— Start Extract to read —
Entries in Pondering (103)

Monday
Aug082011

Pondering... 30 in 30 - Day 7

Taos Mountain

They say the Taos Mountain is the guide to that region. Thousands have bowed to the ancient peak and asked if they might come to reside there. Legend says that those who do not respect and honor the mountain’s word may find they meet disaster or discomfort along their path. It seems that for at least a brief period of time, the mountain has welcomed me. Here I sit, drawn to this place of creation, finding myself grounded by earth and air. I wholly believe there are hallowed places that draw us uniquely toward ourselves.

I never recognized this until I arrived in places where I felt truly at home. I didn’t understand what had been missing until I found it. I am a woman of fire and heat. For some the Taos air is too thin and they cannot breathe. Me? I want to sink into this land and fold into the landscape. To infuse my skin with the red soil and bottle the dry air to carry home as a talisman for moist days.
— End Extract to read —
— Start Information supplied —
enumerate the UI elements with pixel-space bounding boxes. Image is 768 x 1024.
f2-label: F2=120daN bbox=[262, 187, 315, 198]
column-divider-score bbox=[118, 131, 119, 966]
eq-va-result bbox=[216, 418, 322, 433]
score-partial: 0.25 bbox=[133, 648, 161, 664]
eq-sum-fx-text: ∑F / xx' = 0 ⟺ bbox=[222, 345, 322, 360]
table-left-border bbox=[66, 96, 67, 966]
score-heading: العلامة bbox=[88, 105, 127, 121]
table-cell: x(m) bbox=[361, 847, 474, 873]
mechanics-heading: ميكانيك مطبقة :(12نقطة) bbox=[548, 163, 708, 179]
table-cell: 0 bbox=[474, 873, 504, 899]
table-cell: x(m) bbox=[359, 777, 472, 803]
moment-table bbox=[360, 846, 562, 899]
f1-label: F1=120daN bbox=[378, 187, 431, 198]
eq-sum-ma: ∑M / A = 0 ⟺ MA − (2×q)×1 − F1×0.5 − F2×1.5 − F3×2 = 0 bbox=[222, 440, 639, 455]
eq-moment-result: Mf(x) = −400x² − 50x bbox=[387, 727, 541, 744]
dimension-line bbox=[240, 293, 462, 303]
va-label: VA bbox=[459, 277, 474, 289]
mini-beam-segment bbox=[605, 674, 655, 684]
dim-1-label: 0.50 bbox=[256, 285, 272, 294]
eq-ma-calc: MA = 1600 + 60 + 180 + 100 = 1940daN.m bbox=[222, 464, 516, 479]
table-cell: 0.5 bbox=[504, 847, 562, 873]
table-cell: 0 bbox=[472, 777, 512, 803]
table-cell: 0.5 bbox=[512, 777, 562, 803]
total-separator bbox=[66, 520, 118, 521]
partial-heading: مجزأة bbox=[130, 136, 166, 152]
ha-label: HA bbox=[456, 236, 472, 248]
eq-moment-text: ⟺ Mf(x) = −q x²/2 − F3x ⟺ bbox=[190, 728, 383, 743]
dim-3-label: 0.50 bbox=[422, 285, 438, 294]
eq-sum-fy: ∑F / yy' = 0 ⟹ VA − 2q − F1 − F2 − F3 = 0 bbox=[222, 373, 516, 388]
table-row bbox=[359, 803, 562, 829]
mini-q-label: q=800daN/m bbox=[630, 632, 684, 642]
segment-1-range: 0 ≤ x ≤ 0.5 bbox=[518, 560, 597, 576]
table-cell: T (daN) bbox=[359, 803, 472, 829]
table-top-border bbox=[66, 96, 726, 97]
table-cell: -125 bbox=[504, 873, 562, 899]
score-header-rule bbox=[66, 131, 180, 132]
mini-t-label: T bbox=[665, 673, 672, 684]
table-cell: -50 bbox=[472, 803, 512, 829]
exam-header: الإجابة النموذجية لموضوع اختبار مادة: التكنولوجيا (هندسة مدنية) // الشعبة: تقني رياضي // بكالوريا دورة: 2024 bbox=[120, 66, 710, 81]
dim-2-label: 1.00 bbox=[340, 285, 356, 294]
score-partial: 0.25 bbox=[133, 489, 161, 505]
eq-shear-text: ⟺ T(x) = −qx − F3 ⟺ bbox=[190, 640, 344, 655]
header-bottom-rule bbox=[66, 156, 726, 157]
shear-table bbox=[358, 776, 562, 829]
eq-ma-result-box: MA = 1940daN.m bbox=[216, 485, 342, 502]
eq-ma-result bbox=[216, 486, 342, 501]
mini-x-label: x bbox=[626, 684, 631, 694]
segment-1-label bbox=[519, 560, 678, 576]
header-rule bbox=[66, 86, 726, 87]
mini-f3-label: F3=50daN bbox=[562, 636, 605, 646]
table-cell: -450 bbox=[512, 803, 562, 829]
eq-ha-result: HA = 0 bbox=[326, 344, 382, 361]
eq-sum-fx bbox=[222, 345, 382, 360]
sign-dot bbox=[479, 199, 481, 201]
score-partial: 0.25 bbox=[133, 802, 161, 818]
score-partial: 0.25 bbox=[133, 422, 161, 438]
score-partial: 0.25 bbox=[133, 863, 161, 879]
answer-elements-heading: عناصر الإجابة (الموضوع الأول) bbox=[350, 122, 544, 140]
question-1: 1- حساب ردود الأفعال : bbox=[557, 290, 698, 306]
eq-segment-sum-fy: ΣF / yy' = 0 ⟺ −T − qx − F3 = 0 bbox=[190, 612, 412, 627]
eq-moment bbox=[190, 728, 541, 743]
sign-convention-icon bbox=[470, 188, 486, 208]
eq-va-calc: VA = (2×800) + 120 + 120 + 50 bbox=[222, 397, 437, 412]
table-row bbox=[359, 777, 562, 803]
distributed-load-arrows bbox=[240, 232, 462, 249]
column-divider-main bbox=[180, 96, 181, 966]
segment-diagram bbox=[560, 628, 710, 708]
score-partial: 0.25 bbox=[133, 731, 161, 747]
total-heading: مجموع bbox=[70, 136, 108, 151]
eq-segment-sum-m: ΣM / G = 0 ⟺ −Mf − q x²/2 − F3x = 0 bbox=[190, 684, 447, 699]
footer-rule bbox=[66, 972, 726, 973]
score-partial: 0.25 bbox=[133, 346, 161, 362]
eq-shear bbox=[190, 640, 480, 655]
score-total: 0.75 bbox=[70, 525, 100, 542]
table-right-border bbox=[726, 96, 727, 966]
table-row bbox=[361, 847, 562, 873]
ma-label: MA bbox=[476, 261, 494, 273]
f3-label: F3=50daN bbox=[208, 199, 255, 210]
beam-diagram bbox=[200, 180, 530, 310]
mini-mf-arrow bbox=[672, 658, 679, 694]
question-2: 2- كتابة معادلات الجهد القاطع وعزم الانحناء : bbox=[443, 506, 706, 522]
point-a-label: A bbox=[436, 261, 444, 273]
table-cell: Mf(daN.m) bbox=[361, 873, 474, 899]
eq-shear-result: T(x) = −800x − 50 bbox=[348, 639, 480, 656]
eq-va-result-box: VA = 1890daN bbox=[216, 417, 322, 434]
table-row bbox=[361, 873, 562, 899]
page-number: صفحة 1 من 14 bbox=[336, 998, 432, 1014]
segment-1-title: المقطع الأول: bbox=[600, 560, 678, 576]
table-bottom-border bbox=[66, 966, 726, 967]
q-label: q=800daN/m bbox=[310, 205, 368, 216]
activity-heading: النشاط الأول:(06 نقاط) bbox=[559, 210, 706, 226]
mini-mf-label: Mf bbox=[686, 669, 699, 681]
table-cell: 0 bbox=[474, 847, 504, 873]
— End Information supplied —
[Directions]
**A)** Write out the Taos Mountain passage between "Entries in Pondering" and "uniquely toward ourselves.", inclusive, with every word unchanged.
**B)** Extract the rows from the first one through the row holding "partial-heading: مجزأة bbox=[130, 136, 166, 152]", both included, reproducing each line unchanged.
The rows are unrelated to the Taos Mountain passage.

[Answers to each task]
**A)**
Entries in Pondering (103)

Monday
Aug082011

Pondering... 30 in 30 - Day 7

Taos Mountain

They say the Taos Mountain is the guide to that region. Thousands have bowed to the ancient peak and asked if they might come to reside there. Legend says that those who do not respect and honor the mountain’s word may find they meet disaster or discomfort along their path. It seems that for at least a brief period of time, the mountain has welcomed me. Here I sit, drawn to this place of creation, finding myself grounded by earth and air. I wholly believe there are hallowed places that draw us uniquely toward ourselves.

**B)**
enumerate the UI elements with pixel-space bounding boxes. Image is 768 x 1024.
f2-label: F2=120daN bbox=[262, 187, 315, 198]
column-divider-score bbox=[118, 131, 119, 966]
eq-va-result bbox=[216, 418, 322, 433]
score-partial: 0.25 bbox=[133, 648, 161, 664]
eq-sum-fx-text: ∑F / xx' = 0 ⟺ bbox=[222, 345, 322, 360]
table-left-border bbox=[66, 96, 67, 966]
score-heading: العلامة bbox=[88, 105, 127, 121]
table-cell: x(m) bbox=[361, 847, 474, 873]
mechanics-heading: ميكانيك مطبقة :(12نقطة) bbox=[548, 163, 708, 179]
table-cell: 0 bbox=[474, 873, 504, 899]
table-cell: x(m) bbox=[359, 777, 472, 803]
moment-table bbox=[360, 846, 562, 899]
f1-label: F1=120daN bbox=[378, 187, 431, 198]
eq-sum-ma: ∑M / A = 0 ⟺ MA − (2×q)×1 − F1×0.5 − F2×1.5 − F3×2 = 0 bbox=[222, 440, 639, 455]
eq-moment-result: Mf(x) = −400x² − 50x bbox=[387, 727, 541, 744]
dimension-line bbox=[240, 293, 462, 303]
va-label: VA bbox=[459, 277, 474, 289]
mini-beam-segment bbox=[605, 674, 655, 684]
dim-1-label: 0.50 bbox=[256, 285, 272, 294]
eq-ma-calc: MA = 1600 + 60 + 180 + 100 = 1940daN.m bbox=[222, 464, 516, 479]
table-cell: 0.5 bbox=[504, 847, 562, 873]
table-cell: 0 bbox=[472, 777, 512, 803]
table-cell: 0.5 bbox=[512, 777, 562, 803]
total-separator bbox=[66, 520, 118, 521]
partial-heading: مجزأة bbox=[130, 136, 166, 152]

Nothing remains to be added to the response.